▶ **What you will do**: Make an exact copy of the entries, and keep any pictures out of it.

▶ **Dataset extract**:
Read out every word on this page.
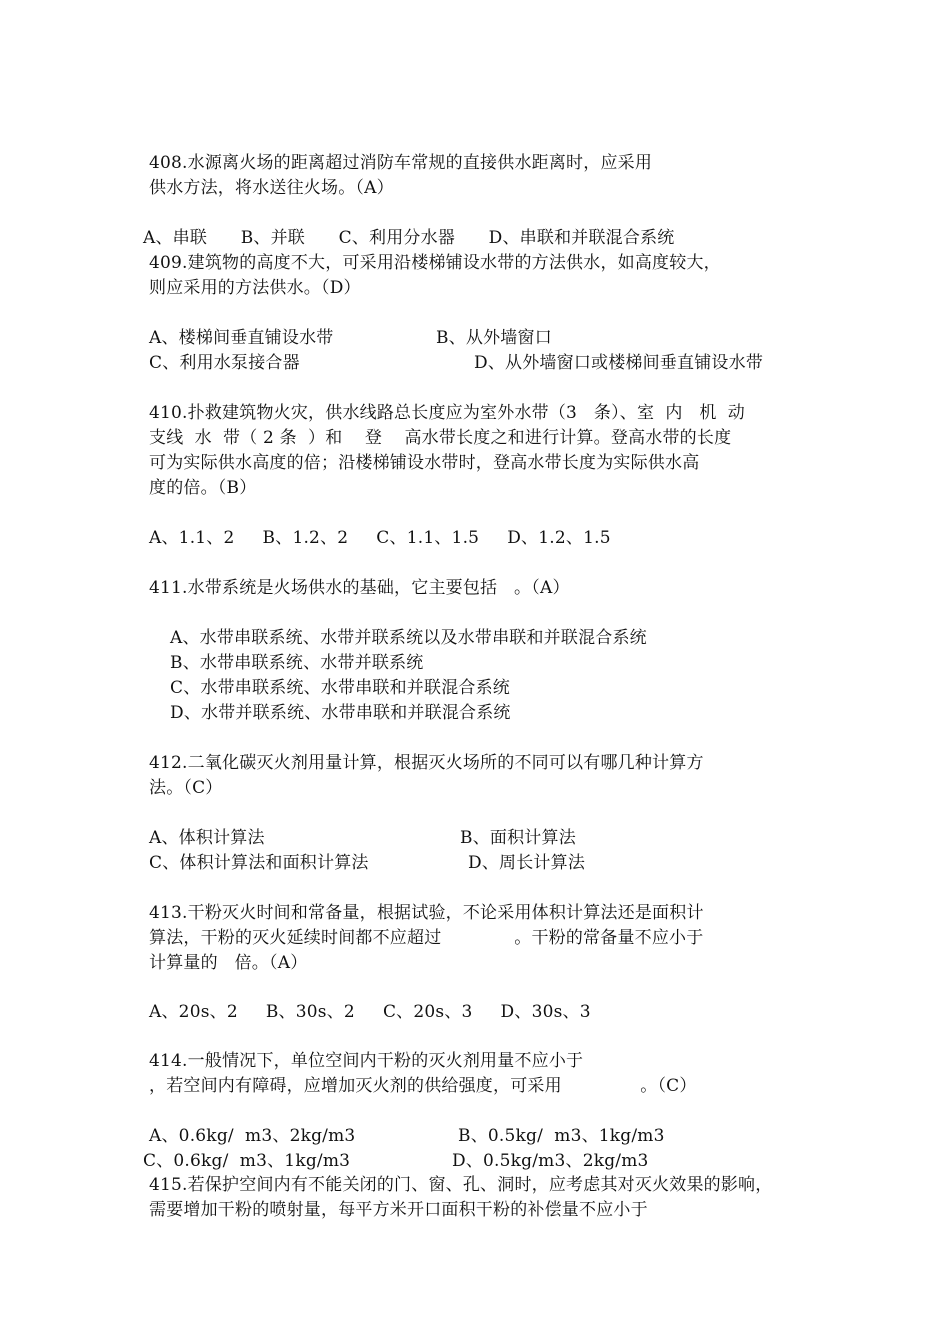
408.水源离火场的距离超过消防车常规的直接供水距离时，应采用
供水方法，将水送往火场。（A）
A、串联      B、并联      C、利用分水器      D、串联和并联混合系统
409.建筑物的高度不大，可采用沿楼梯铺设水带的方法供水，如高度较大，
则应采用的方法供水。（D）
A、楼梯间垂直铺设水带	B、从外墙窗口
C、利用水泵接合器	D、从外墙窗口或楼梯间垂直铺设水带
410.扑救建筑物火灾，供水线路总长度应为室外水带（3   条）、室  内   机  动
支线  水  带（ 2 条  ）和    登    高水带长度之和进行计算。登高水带的长度
可为实际供水高度的倍；沿楼梯铺设水带时，登高水带长度为实际供水高
度的倍。（B）
A、1.1、2     B、1.2、2     C、1.1、1.5     D、1.2、1.5
411.水带系统是火场供水的基础，它主要包括   。（A）
A、水带串联系统、水带并联系统以及水带串联和并联混合系统
B、水带串联系统、水带并联系统
C、水带串联系统、水带串联和并联混合系统
D、水带并联系统、水带串联和并联混合系统
412.二氧化碳灭火剂用量计算，根据灭火场所的不同可以有哪几种计算方
法。（C）
A、体积计算法	B、面积计算法
C、体积计算法和面积计算法	D、周长计算法
413.干粉灭火时间和常备量，根据试验，不论采用体积计算法还是面积计
算法，干粉的灭火延续时间都不应超过             。干粉的常备量不应小于
计算量的   倍。（A）
A、20s、2     B、30s、2     C、20s、3     D、30s、3
414.一般情况下，单位空间内干粉的灭火剂用量不应小于
，若空间内有障碍，应增加灭火剂的供给强度，可采用              。（C）
A、0.6kg/  m3、2kg/m3	B、0.5kg/  m3、1kg/m3
C、0.6kg/  m3、1kg/m3	D、0.5kg/m3、2kg/m3
415.若保护空间内有不能关闭的门、窗、孔、洞时，应考虑其对灭火效果的影响，
需要增加干粉的喷射量，每平方米开口面积干粉的补偿量不应小于
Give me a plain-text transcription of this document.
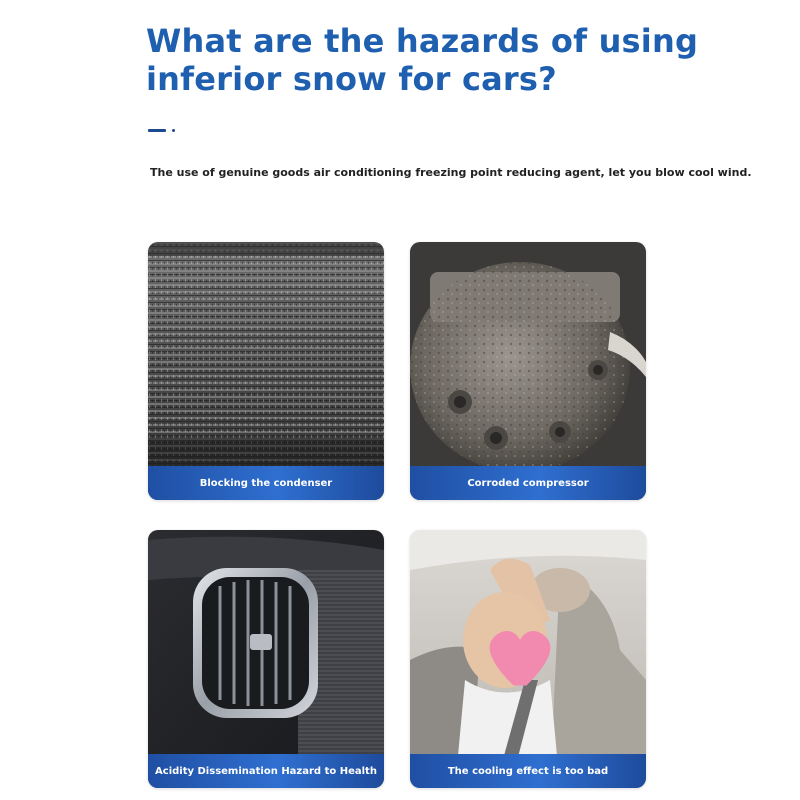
What are the hazards of using inferior snow for cars?

The use of genuine goods air conditioning freezing point reducing agent, let you blow cool wind.

Blocking the condenser	Corroded compressor
Acidity Dissemination Hazard to Health	The cooling effect is too bad
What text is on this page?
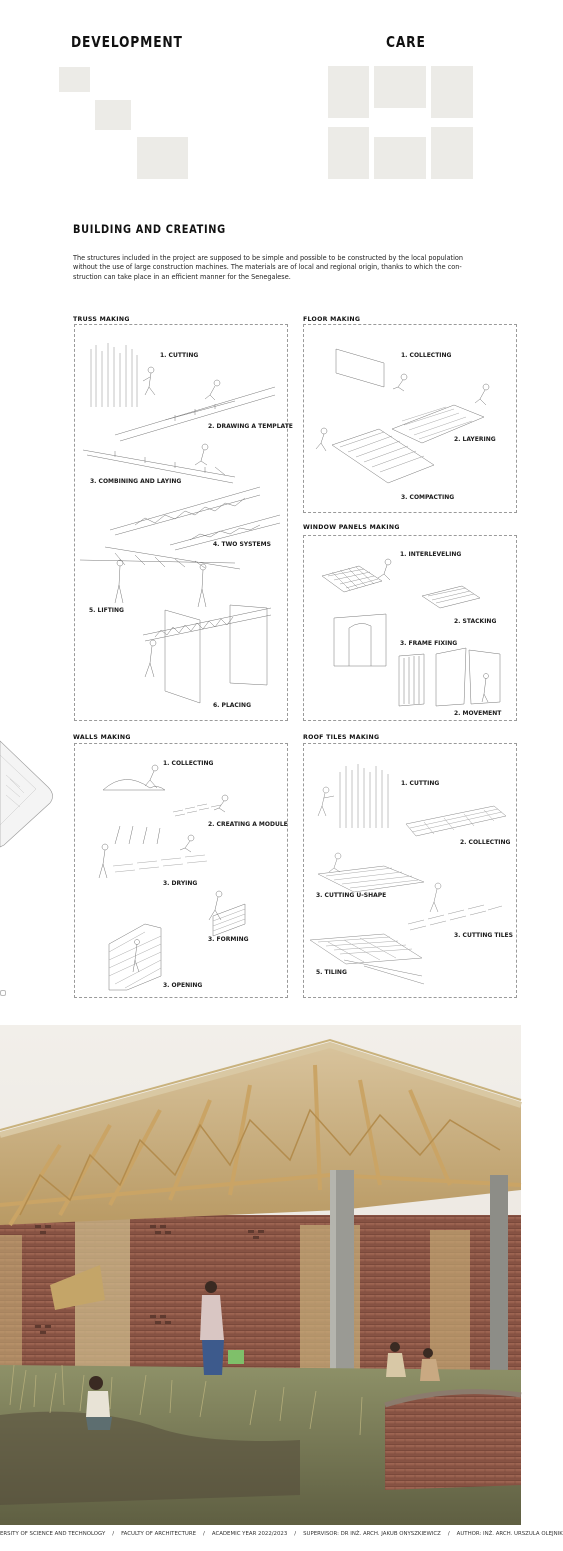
DEVELOPMENT	CARE
BUILDING AND CREATING
The structures included in the project are supposed to be simple and possible to be constructed by the local population
without the use of large construction machines. The materials are of local and regional origin, thanks to which the con-
struction can take place in an efficient manner for the Senegalese.
TRUSS MAKING
1. CUTTING
2. DRAWING A TEMPLATE
3. COMBINING AND LAYING
4. TWO SYSTEMS
5. LIFTING
6. PLACING
FLOOR MAKING
1. COLLECTING
2. LAYERING
3. COMPACTING
WINDOW PANELS MAKING
1. INTERLEVELING
2. STACKING
3. FRAME FIXING
2. MOVEMENT
WALLS MAKING
1. COLLECTING
2. CREATING A MODULE
3. DRYING
3. FORMING
3. OPENING
ROOF TILES MAKING
1. CUTTING
2. COLLECTING
3. CUTTING U-SHAPE
3. CUTTING TILES
5. TILING
ERSITY OF SCIENCE AND TECHNOLOGY / FACULTY OF ARCHITECTURE / ACADEMIC YEAR 2022/2023 / SUPERVISOR: DR INŻ. ARCH. JAKUB ONYSZKIEWICZ / AUTHOR: INŻ. ARCH. URSZULA OLEJNIK
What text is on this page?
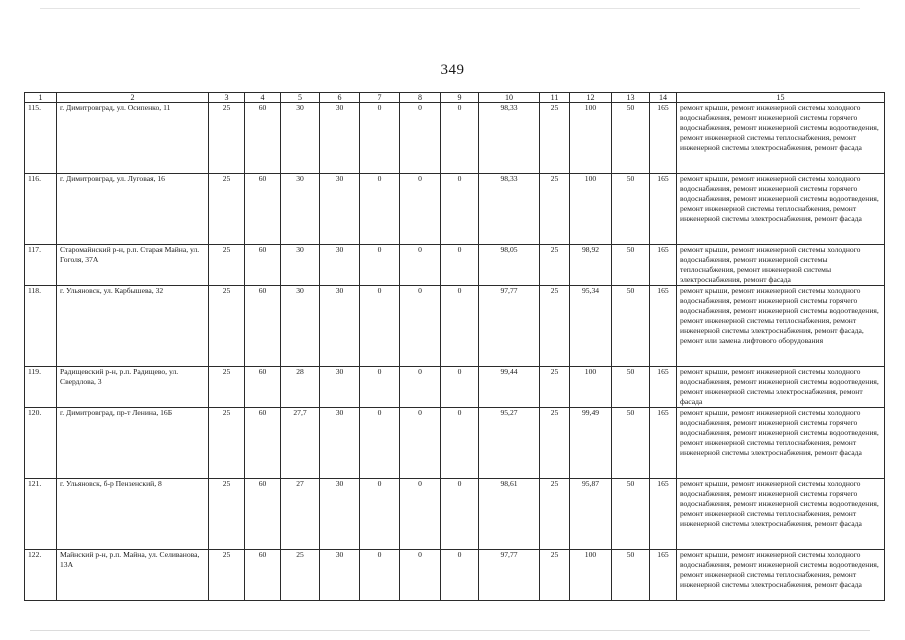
349
1	2	3	4	5	6	7	8	9	10	11	12	13	14	15
115.	г. Димитровград, ул. Осипенко, 11	25	60	30	30	0	0	0	98,33	25	100	50	165	ремонт крыши, ремонт инженерной системы холодного водоснабжения, ремонт инженерной системы горячего водоснабжения, ремонт инженерной системы водоотведения, ремонт инженерной системы теплоснабжения, ремонт инженерной системы электроснабжения, ремонт фасада
116.	г. Димитровград, ул. Луговая, 16	25	60	30	30	0	0	0	98,33	25	100	50	165	ремонт крыши, ремонт инженерной системы холодного водоснабжения, ремонт инженерной системы горячего водоснабжения, ремонт инженерной системы водоотведения, ремонт инженерной системы теплоснабжения, ремонт инженерной системы электроснабжения, ремонт фасада
117.	Старомайнский р-н, р.п. Старая Майна, ул. Гоголя, 37А	25	60	30	30	0	0	0	98,05	25	98,92	50	165	ремонт крыши, ремонт инженерной системы холодного водоснабжения, ремонт инженерной системы теплоснабжения, ремонт инженерной системы электроснабжения, ремонт фасада
118.	г. Ульяновск, ул. Карбышева, 32	25	60	30	30	0	0	0	97,77	25	95,34	50	165	ремонт крыши, ремонт инженерной системы холодного водоснабжения, ремонт инженерной системы горячего водоснабжения, ремонт инженерной системы водоотведения, ремонт инженерной системы теплоснабжения, ремонт инженерной системы электроснабжения, ремонт фасада, ремонт или замена лифтового оборудования
119.	Радищевский р-н, р.п. Радищево, ул. Свердлова, 3	25	60	28	30	0	0	0	99,44	25	100	50	165	ремонт крыши, ремонт инженерной системы холодного водоснабжения, ремонт инженерной системы водоотведения, ремонт инженерной системы электроснабжения, ремонт фасада
120.	г. Димитровград, пр-т Ленина, 16Б	25	60	27,7	30	0	0	0	95,27	25	99,49	50	165	ремонт крыши, ремонт инженерной системы холодного водоснабжения, ремонт инженерной системы горячего водоснабжения, ремонт инженерной системы водоотведения, ремонт инженерной системы теплоснабжения, ремонт инженерной системы электроснабжения, ремонт фасада
121.	г. Ульяновск, б-р Пензенский, 8	25	60	27	30	0	0	0	98,61	25	95,87	50	165	ремонт крыши, ремонт инженерной системы холодного водоснабжения, ремонт инженерной системы горячего водоснабжения, ремонт инженерной системы водоотведения, ремонт инженерной системы теплоснабжения, ремонт инженерной системы электроснабжения, ремонт фасада
122.	Майнский р-н, р.п. Майна, ул. Селиванова, 13А	25	60	25	30	0	0	0	97,77	25	100	50	165	ремонт крыши, ремонт инженерной системы холодного водоснабжения, ремонт инженерной системы водоотведения, ремонт инженерной системы теплоснабжения, ремонт инженерной системы электроснабжения, ремонт фасада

▶ **Solution for this exercise**:
Read out every word on this page.
408.水源离火场的距离超过消防车常规的直接供水距离时，应采用
供水方法，将水送往火场。（A）
A、串联      B、并联      C、利用分水器      D、串联和并联混合系统
409.建筑物的高度不大，可采用沿楼梯铺设水带的方法供水，如高度较大，
则应采用的方法供水。（D）
A、楼梯间垂直铺设水带	B、从外墙窗口
C、利用水泵接合器	D、从外墙窗口或楼梯间垂直铺设水带
410.扑救建筑物火灾，供水线路总长度应为室外水带（3   条）、室  内   机  动
支线  水  带（ 2 条  ）和    登    高水带长度之和进行计算。登高水带的长度
可为实际供水高度的倍；沿楼梯铺设水带时，登高水带长度为实际供水高
度的倍。（B）
A、1.1、2     B、1.2、2     C、1.1、1.5     D、1.2、1.5
411.水带系统是火场供水的基础，它主要包括   。（A）
A、水带串联系统、水带并联系统以及水带串联和并联混合系统
B、水带串联系统、水带并联系统
C、水带串联系统、水带串联和并联混合系统
D、水带并联系统、水带串联和并联混合系统
412.二氧化碳灭火剂用量计算，根据灭火场所的不同可以有哪几种计算方
法。（C）
A、体积计算法	B、面积计算法
C、体积计算法和面积计算法	D、周长计算法
413.干粉灭火时间和常备量，根据试验，不论采用体积计算法还是面积计
算法，干粉的灭火延续时间都不应超过             。干粉的常备量不应小于
计算量的   倍。（A）
A、20s、2     B、30s、2     C、20s、3     D、30s、3
414.一般情况下，单位空间内干粉的灭火剂用量不应小于
，若空间内有障碍，应增加灭火剂的供给强度，可采用              。（C）
A、0.6kg/  m3、2kg/m3	B、0.5kg/  m3、1kg/m3
C、0.6kg/  m3、1kg/m3	D、0.5kg/m3、2kg/m3
415.若保护空间内有不能关闭的门、窗、孔、洞时，应考虑其对灭火效果的影响，
需要增加干粉的喷射量，每平方米开口面积干粉的补偿量不应小于
Give me a plain-text transcription of this document.
What are the hazards of using inferior snow for cars?

The use of genuine goods air conditioning freezing point reducing agent, let you blow cool wind.

Blocking the condenser	Corroded compressor
Acidity Dissemination Hazard to Health	The cooling effect is too bad
What text is on this page?
DEVELOPMENT	CARE
BUILDING AND CREATING
The structures included in the project are supposed to be simple and possible to be constructed by the local population
without the use of large construction machines. The materials are of local and regional origin, thanks to which the con-
struction can take place in an efficient manner for the Senegalese.
TRUSS MAKING
1. CUTTING
2. DRAWING A TEMPLATE
3. COMBINING AND LAYING
4. TWO SYSTEMS
5. LIFTING
6. PLACING
FLOOR MAKING
1. COLLECTING
2. LAYERING
3. COMPACTING
WINDOW PANELS MAKING
1. INTERLEVELING
2. STACKING
3. FRAME FIXING
2. MOVEMENT
WALLS MAKING
1. COLLECTING
2. CREATING A MODULE
3. DRYING
3. FORMING
3. OPENING
ROOF TILES MAKING
1. CUTTING
2. COLLECTING
3. CUTTING U-SHAPE
3. CUTTING TILES
5. TILING
ERSITY OF SCIENCE AND TECHNOLOGY / FACULTY OF ARCHITECTURE / ACADEMIC YEAR 2022/2023 / SUPERVISOR: DR INŻ. ARCH. JAKUB ONYSZKIEWICZ / AUTHOR: INŻ. ARCH. URSZULA OLEJNIK
What text is on this page?
349
1	2	3	4	5	6	7	8	9	10	11	12	13	14	15
115.	г. Димитровград, ул. Осипенко, 11	25	60	30	30	0	0	0	98,33	25	100	50	165	ремонт крыши, ремонт инженерной системы холодного водоснабжения, ремонт инженерной системы горячего водоснабжения, ремонт инженерной системы водоотведения, ремонт инженерной системы теплоснабжения, ремонт инженерной системы электроснабжения, ремонт фасада
116.	г. Димитровград, ул. Луговая, 16	25	60	30	30	0	0	0	98,33	25	100	50	165	ремонт крыши, ремонт инженерной системы холодного водоснабжения, ремонт инженерной системы горячего водоснабжения, ремонт инженерной системы водоотведения, ремонт инженерной системы теплоснабжения, ремонт инженерной системы электроснабжения, ремонт фасада
117.	Старомайнский р-н, р.п. Старая Майна, ул. Гоголя, 37А	25	60	30	30	0	0	0	98,05	25	98,92	50	165	ремонт крыши, ремонт инженерной системы холодного водоснабжения, ремонт инженерной системы теплоснабжения, ремонт инженерной системы электроснабжения, ремонт фасада
118.	г. Ульяновск, ул. Карбышева, 32	25	60	30	30	0	0	0	97,77	25	95,34	50	165	ремонт крыши, ремонт инженерной системы холодного водоснабжения, ремонт инженерной системы горячего водоснабжения, ремонт инженерной системы водоотведения, ремонт инженерной системы теплоснабжения, ремонт инженерной системы электроснабжения, ремонт фасада, ремонт или замена лифтового оборудования
119.	Радищевский р-н, р.п. Радищево, ул. Свердлова, 3	25	60	28	30	0	0	0	99,44	25	100	50	165	ремонт крыши, ремонт инженерной системы холодного водоснабжения, ремонт инженерной системы водоотведения, ремонт инженерной системы электроснабжения, ремонт фасада
120.	г. Димитровград, пр-т Ленина, 16Б	25	60	27,7	30	0	0	0	95,27	25	99,49	50	165	ремонт крыши, ремонт инженерной системы холодного водоснабжения, ремонт инженерной системы горячего водоснабжения, ремонт инженерной системы водоотведения, ремонт инженерной системы теплоснабжения, ремонт инженерной системы электроснабжения, ремонт фасада
121.	г. Ульяновск, б-р Пензенский, 8	25	60	27	30	0	0	0	98,61	25	95,87	50	165	ремонт крыши, ремонт инженерной системы холодного водоснабжения, ремонт инженерной системы горячего водоснабжения, ремонт инженерной системы водоотведения, ремонт инженерной системы теплоснабжения, ремонт инженерной системы электроснабжения, ремонт фасада
122.	Майнский р-н, р.п. Майна, ул. Селиванова, 13А	25	60	25	30	0	0	0	97,77	25	100	50	165	ремонт крыши, ремонт инженерной системы холодного водоснабжения, ремонт инженерной системы водоотведения, ремонт инженерной системы теплоснабжения, ремонт инженерной системы электроснабжения, ремонт фасада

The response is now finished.